Start of Listed entries

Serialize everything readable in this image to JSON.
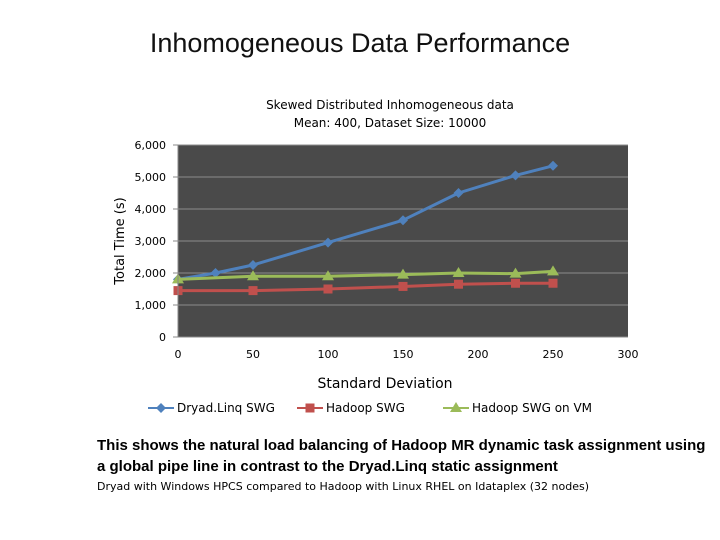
{
  "slide": {
    "title": "Inhomogeneous Data Performance",
    "caption": "This shows the natural load balancing of Hadoop MR dynamic task assignment using a global pipe line in contrast to the  Dryad.Linq static assignment",
    "note": "Dryad with Windows HPCS compared to Hadoop with Linux RHEL on Idataplex (32 nodes)"
  },
  "chart_data": {
    "type": "line",
    "title": "Skewed Distributed Inhomogeneous data",
    "subtitle": "Mean: 400, Dataset Size: 10000",
    "xlabel": "Standard Deviation",
    "ylabel": "Total Time (s)",
    "xlim": [
      0,
      300
    ],
    "ylim": [
      0,
      6000
    ],
    "xticks": [
      0,
      50,
      100,
      150,
      200,
      250,
      300
    ],
    "xtick_labels": [
      "0",
      "50",
      "100",
      "150",
      "200",
      "250",
      "300"
    ],
    "yticks": [
      0,
      1000,
      2000,
      3000,
      4000,
      5000,
      6000
    ],
    "ytick_labels": [
      "0",
      "1,000",
      "2,000",
      "3,000",
      "4,000",
      "5,000",
      "6,000"
    ],
    "grid": true,
    "plot_background": "#4a4a4a",
    "legend_position": "bottom",
    "series": [
      {
        "name": "Dryad.Linq SWG",
        "color": "#4f81bd",
        "marker": "diamond",
        "x": [
          0,
          25,
          50,
          100,
          150,
          187,
          225,
          250
        ],
        "y": [
          1800,
          2000,
          2250,
          2950,
          3650,
          4500,
          5050,
          5350
        ]
      },
      {
        "name": "Hadoop SWG",
        "color": "#c0504d",
        "marker": "square",
        "x": [
          0,
          50,
          100,
          150,
          187,
          225,
          250
        ],
        "y": [
          1450,
          1450,
          1500,
          1580,
          1650,
          1680,
          1680
        ]
      },
      {
        "name": "Hadoop SWG on VM",
        "color": "#9bbb59",
        "marker": "triangle",
        "x": [
          0,
          50,
          100,
          150,
          187,
          225,
          250
        ],
        "y": [
          1800,
          1900,
          1900,
          1950,
          2000,
          1980,
          2050
        ]
      }
    ]
  }
}
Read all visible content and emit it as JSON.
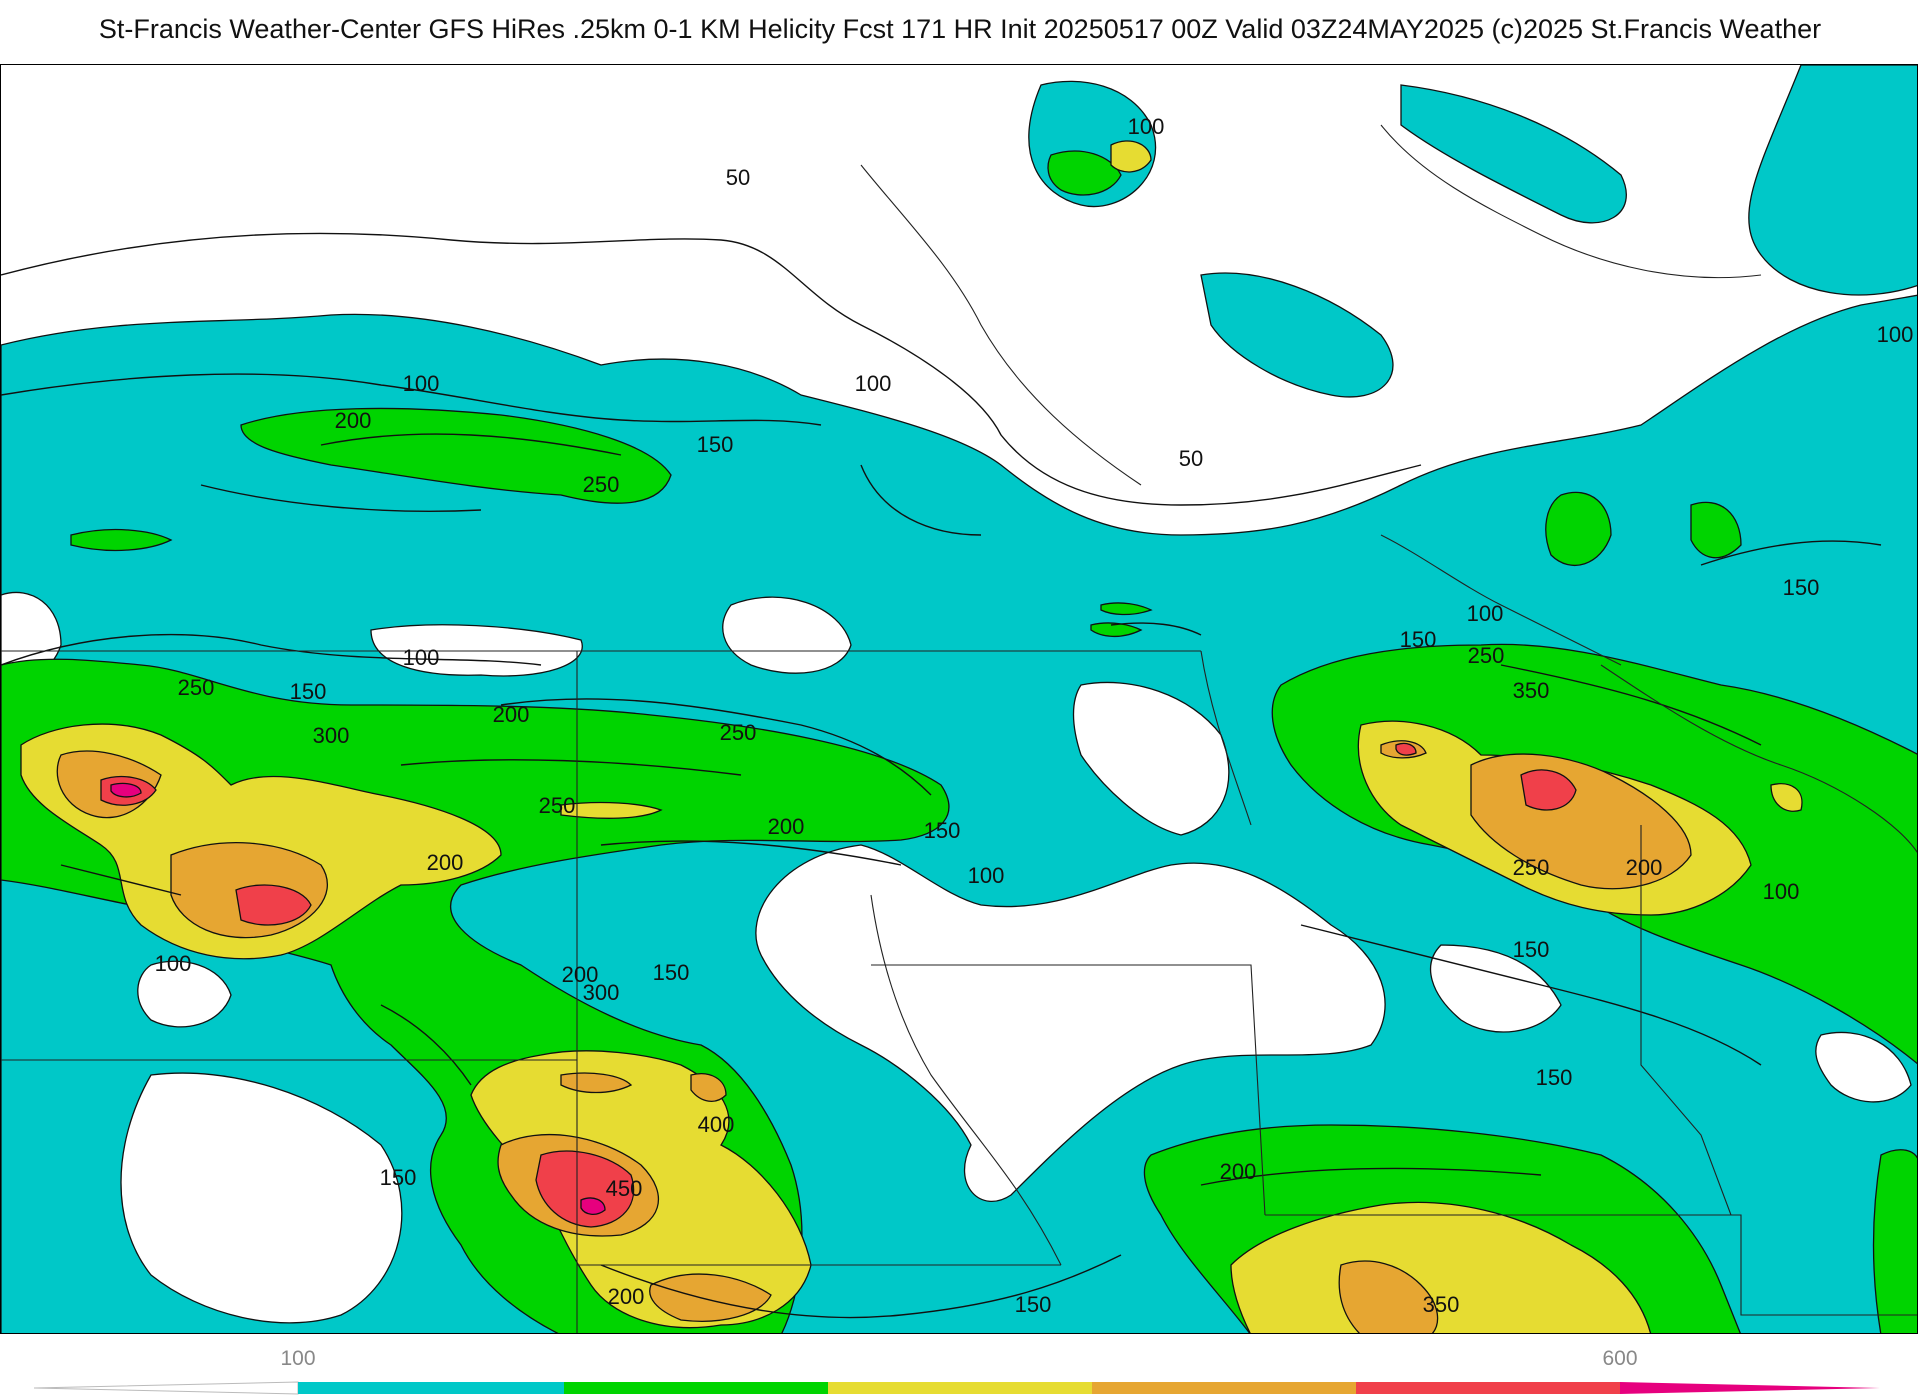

End of Listed entries

→ Task prompt:
Select all lines in the listing above where the word "Inhomogeneous" appears, and show them.

→ Task solution:
    "title": "Inhomogeneous Data Performance",
    "title": "Skewed Distributed Inhomogeneous data",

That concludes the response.